Rows from a dataset:
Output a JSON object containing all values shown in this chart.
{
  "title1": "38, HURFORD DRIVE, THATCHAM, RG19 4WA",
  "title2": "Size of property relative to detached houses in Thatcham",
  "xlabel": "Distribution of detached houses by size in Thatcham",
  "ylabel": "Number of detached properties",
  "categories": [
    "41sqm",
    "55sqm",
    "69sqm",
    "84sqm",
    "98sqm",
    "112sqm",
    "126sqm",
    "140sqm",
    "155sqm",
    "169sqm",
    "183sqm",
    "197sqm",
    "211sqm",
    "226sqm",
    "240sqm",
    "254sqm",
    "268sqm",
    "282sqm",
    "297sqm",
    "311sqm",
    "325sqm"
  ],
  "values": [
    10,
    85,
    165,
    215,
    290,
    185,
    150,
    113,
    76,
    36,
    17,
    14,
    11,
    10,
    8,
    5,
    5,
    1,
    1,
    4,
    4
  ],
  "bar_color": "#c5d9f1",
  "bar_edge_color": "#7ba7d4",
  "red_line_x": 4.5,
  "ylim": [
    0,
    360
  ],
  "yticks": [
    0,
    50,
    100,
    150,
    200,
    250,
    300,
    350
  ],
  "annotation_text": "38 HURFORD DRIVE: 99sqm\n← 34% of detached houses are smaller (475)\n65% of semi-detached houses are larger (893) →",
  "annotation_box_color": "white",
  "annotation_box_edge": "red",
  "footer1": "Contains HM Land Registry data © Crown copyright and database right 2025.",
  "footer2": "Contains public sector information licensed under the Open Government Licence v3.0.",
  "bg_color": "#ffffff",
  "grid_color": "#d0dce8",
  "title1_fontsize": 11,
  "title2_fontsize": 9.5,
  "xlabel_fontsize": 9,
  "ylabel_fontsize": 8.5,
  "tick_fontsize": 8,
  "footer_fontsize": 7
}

Directions:
Reproduce the material in full, with no word added or dropped.

Solved exercise:
Output a JSON object containing all values shown in this chart.
{
  "title1": "38, HURFORD DRIVE, THATCHAM, RG19 4WA",
  "title2": "Size of property relative to detached houses in Thatcham",
  "xlabel": "Distribution of detached houses by size in Thatcham",
  "ylabel": "Number of detached properties",
  "categories": [
    "41sqm",
    "55sqm",
    "69sqm",
    "84sqm",
    "98sqm",
    "112sqm",
    "126sqm",
    "140sqm",
    "155sqm",
    "169sqm",
    "183sqm",
    "197sqm",
    "211sqm",
    "226sqm",
    "240sqm",
    "254sqm",
    "268sqm",
    "282sqm",
    "297sqm",
    "311sqm",
    "325sqm"
  ],
  "values": [
    10,
    85,
    165,
    215,
    290,
    185,
    150,
    113,
    76,
    36,
    17,
    14,
    11,
    10,
    8,
    5,
    5,
    1,
    1,
    4,
    4
  ],
  "bar_color": "#c5d9f1",
  "bar_edge_color": "#7ba7d4",
  "red_line_x": 4.5,
  "ylim": [
    0,
    360
  ],
  "yticks": [
    0,
    50,
    100,
    150,
    200,
    250,
    300,
    350
  ],
  "annotation_text": "38 HURFORD DRIVE: 99sqm\n← 34% of detached houses are smaller (475)\n65% of semi-detached houses are larger (893) →",
  "annotation_box_color": "white",
  "annotation_box_edge": "red",
  "footer1": "Contains HM Land Registry data © Crown copyright and database right 2025.",
  "footer2": "Contains public sector information licensed under the Open Government Licence v3.0.",
  "bg_color": "#ffffff",
  "grid_color": "#d0dce8",
  "title1_fontsize": 11,
  "title2_fontsize": 9.5,
  "xlabel_fontsize": 9,
  "ylabel_fontsize": 8.5,
  "tick_fontsize": 8,
  "footer_fontsize": 7
}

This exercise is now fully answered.